- **What to produce**
Please write out exactly the lines that begin at the line containing "What text is on this page?" and run to the end of the records.

:::::

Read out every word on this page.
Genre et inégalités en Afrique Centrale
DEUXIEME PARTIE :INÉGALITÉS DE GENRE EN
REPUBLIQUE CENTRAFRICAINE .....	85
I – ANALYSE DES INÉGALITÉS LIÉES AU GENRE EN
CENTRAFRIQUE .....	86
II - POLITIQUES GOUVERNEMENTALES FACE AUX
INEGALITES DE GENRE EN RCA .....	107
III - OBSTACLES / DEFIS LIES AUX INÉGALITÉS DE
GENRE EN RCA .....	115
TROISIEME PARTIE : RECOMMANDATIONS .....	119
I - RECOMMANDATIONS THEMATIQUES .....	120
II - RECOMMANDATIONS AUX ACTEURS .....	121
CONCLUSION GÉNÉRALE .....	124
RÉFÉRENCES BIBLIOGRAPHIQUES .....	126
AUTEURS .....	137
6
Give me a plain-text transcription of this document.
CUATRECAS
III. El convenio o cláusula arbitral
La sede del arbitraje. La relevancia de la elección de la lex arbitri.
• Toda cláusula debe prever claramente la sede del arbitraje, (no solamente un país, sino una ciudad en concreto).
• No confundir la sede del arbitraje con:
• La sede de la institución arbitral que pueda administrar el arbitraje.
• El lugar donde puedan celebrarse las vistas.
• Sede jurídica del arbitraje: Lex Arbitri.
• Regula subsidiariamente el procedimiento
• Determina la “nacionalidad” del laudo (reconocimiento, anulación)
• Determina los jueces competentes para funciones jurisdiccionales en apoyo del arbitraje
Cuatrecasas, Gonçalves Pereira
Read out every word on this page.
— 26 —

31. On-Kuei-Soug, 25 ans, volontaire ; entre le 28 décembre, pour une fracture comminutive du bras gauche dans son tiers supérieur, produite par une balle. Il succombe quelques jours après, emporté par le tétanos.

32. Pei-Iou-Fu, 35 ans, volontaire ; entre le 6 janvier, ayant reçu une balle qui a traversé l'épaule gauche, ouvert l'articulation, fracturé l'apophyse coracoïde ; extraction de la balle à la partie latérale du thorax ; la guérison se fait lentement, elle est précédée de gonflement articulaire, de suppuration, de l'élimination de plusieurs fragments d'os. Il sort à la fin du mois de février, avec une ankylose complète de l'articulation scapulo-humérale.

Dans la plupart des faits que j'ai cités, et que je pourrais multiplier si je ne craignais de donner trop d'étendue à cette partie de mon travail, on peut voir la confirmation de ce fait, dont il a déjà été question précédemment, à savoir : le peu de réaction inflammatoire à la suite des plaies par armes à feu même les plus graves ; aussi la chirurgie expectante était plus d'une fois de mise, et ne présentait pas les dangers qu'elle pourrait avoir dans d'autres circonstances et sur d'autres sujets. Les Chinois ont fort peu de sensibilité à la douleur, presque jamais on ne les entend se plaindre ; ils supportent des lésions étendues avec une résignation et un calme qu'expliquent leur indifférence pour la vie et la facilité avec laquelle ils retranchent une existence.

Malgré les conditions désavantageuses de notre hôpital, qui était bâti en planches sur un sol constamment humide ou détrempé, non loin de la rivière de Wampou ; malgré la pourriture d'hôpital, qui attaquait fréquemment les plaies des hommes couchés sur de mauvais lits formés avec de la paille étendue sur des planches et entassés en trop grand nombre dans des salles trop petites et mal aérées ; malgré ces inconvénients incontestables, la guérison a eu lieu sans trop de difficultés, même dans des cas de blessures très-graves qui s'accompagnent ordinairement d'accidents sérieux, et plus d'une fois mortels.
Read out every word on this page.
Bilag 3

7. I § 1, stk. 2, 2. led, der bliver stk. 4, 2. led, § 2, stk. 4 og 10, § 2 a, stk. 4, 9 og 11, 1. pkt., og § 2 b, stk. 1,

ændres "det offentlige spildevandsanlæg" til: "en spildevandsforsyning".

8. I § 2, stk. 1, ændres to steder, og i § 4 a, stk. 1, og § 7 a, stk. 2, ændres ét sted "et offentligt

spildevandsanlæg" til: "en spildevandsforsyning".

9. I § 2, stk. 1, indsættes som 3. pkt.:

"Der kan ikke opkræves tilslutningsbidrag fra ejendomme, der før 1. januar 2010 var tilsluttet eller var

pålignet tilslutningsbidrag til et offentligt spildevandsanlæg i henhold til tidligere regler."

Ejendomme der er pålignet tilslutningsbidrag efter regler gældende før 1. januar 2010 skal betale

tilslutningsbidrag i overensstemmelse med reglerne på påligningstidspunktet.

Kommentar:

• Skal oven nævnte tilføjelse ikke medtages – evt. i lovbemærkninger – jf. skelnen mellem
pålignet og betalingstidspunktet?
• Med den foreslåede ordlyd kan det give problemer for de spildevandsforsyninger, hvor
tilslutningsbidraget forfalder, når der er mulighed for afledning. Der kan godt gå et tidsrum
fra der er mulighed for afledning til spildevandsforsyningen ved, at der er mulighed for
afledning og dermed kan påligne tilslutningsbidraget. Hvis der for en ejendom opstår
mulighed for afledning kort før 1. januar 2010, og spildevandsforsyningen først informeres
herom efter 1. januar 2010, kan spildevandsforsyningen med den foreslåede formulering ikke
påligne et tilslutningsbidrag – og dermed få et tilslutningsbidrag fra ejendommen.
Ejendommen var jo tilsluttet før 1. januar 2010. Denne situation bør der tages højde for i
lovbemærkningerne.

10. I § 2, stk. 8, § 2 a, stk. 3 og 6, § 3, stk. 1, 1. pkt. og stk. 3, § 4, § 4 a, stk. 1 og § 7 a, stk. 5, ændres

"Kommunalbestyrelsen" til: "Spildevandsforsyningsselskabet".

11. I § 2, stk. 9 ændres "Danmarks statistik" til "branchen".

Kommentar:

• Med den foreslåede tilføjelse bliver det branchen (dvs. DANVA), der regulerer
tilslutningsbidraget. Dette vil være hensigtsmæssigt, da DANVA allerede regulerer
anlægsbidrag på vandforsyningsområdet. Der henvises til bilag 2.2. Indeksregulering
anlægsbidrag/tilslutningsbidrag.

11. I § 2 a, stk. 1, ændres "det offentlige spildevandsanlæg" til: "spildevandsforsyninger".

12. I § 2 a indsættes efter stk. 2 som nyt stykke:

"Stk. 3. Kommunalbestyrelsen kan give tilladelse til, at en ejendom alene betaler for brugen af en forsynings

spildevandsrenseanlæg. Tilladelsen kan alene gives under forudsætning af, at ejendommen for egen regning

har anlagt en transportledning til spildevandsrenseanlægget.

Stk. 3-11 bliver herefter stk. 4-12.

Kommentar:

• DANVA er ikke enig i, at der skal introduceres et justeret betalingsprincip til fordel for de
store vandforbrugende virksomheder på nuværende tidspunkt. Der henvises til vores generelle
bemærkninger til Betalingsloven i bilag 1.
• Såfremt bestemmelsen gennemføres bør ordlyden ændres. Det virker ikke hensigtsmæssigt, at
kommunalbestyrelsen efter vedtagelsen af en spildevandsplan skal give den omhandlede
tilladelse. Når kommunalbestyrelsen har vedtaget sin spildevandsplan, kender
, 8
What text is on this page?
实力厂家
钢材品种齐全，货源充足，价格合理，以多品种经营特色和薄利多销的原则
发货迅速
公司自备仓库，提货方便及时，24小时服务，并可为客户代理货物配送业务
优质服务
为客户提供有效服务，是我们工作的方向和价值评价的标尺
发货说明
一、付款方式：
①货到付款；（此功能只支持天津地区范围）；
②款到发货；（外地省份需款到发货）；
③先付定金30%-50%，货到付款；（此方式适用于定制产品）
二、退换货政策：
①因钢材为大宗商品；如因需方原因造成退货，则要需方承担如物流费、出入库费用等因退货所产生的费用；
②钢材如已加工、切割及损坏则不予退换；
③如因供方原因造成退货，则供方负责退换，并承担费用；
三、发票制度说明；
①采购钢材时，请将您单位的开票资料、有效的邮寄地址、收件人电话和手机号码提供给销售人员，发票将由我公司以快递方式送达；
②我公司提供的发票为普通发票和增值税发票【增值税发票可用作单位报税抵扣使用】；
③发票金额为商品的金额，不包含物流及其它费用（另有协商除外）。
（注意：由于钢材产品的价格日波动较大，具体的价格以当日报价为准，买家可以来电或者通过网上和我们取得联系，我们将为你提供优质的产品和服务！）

:::::

- **Answer**
What text is on this page?
实力厂家
钢材品种齐全，货源充足，价格合理，以多品种经营特色和薄利多销的原则
发货迅速
公司自备仓库，提货方便及时，24小时服务，并可为客户代理货物配送业务
优质服务
为客户提供有效服务，是我们工作的方向和价值评价的标尺
发货说明
一、付款方式：
①货到付款；（此功能只支持天津地区范围）；
②款到发货；（外地省份需款到发货）；
③先付定金30%-50%，货到付款；（此方式适用于定制产品）
二、退换货政策：
①因钢材为大宗商品；如因需方原因造成退货，则要需方承担如物流费、出入库费用等因退货所产生的费用；
②钢材如已加工、切割及损坏则不予退换；
③如因供方原因造成退货，则供方负责退换，并承担费用；
三、发票制度说明；
①采购钢材时，请将您单位的开票资料、有效的邮寄地址、收件人电话和手机号码提供给销售人员，发票将由我公司以快递方式送达；
②我公司提供的发票为普通发票和增值税发票【增值税发票可用作单位报税抵扣使用】；
③发票金额为商品的金额，不包含物流及其它费用（另有协商除外）。
（注意：由于钢材产品的价格日波动较大，具体的价格以当日报价为准，买家可以来电或者通过网上和我们取得联系，我们将为你提供优质的产品和服务！）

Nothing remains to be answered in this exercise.